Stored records
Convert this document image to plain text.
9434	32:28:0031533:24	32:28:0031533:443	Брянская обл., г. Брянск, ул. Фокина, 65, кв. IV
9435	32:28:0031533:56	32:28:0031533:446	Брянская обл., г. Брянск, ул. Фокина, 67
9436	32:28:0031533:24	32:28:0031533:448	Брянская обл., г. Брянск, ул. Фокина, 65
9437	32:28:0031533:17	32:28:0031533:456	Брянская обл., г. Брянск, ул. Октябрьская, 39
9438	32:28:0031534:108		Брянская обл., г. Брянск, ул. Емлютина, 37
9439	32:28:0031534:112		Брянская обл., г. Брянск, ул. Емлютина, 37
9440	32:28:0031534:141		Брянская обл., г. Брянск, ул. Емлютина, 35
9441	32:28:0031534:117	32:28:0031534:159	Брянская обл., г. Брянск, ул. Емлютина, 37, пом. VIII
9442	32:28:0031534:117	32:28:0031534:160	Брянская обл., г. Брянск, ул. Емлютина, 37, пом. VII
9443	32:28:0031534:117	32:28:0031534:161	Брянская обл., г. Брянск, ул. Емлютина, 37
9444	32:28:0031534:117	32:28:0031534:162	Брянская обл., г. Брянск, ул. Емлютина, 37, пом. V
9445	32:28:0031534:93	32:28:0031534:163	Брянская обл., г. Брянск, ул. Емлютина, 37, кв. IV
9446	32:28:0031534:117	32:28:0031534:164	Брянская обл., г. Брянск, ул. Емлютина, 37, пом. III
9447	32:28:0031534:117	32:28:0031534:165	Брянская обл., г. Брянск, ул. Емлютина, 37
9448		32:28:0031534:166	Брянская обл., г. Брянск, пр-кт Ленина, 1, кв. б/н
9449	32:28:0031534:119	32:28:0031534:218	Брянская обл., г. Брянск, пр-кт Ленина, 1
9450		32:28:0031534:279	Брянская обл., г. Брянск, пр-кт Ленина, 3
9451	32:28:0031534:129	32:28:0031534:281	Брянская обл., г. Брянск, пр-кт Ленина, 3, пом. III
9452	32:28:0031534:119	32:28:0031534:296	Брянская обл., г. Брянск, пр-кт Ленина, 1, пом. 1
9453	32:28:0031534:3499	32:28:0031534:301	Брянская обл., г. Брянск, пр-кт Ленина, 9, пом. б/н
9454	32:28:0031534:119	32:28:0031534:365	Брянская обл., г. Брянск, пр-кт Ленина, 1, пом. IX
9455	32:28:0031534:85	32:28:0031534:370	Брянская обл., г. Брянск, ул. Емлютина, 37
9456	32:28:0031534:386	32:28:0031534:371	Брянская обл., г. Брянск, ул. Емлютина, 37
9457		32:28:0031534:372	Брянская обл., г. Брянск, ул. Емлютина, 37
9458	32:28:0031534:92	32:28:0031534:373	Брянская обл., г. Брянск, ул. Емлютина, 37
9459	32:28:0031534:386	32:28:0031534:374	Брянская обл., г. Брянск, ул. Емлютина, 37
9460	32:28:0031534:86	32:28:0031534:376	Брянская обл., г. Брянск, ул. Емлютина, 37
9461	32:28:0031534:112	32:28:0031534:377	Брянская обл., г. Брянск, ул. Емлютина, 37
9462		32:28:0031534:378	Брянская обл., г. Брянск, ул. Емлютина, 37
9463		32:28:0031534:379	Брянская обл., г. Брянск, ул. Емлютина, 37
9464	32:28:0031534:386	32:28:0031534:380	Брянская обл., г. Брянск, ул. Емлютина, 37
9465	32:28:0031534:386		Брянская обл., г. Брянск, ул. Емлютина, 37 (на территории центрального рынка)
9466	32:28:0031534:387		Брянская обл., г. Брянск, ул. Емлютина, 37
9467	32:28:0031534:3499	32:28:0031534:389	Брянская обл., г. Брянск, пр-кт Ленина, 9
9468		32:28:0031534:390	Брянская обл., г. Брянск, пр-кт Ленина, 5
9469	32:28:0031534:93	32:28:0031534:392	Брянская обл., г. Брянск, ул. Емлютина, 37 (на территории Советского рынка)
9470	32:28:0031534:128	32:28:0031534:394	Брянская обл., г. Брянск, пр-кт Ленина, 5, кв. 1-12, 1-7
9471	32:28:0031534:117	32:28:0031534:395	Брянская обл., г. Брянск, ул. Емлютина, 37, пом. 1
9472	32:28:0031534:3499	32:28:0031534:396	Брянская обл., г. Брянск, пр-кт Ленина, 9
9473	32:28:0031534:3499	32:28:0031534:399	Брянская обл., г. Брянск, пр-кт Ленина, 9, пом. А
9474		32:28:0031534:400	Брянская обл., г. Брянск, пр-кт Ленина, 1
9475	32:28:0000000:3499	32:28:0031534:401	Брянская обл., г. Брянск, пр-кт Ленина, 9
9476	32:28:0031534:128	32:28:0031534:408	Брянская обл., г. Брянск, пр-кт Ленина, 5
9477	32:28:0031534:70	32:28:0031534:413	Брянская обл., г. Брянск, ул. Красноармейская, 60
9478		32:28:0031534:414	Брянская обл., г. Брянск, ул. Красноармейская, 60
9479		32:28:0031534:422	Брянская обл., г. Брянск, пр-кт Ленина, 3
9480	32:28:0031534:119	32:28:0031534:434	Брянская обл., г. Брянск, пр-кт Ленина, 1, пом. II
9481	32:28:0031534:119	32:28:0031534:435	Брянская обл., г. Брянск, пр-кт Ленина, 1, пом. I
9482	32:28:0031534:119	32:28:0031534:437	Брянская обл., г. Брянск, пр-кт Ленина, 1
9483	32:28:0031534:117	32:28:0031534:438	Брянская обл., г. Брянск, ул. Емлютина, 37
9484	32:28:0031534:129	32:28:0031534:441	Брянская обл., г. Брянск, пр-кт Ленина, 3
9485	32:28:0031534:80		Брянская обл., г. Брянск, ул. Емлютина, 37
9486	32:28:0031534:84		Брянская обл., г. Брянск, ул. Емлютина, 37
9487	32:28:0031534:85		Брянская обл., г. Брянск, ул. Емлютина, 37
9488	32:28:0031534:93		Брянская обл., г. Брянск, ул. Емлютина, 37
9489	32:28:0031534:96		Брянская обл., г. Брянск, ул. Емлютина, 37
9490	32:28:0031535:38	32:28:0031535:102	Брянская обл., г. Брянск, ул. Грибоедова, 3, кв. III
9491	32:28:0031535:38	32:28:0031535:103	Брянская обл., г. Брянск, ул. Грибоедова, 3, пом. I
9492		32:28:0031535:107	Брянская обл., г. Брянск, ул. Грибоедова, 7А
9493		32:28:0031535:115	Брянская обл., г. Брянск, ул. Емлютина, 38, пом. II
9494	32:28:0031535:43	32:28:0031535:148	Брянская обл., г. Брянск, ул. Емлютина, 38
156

§ **Short exercise**: Lines containing "территории" are to be counted. State the total and add nothing.

§ **Task response**: 2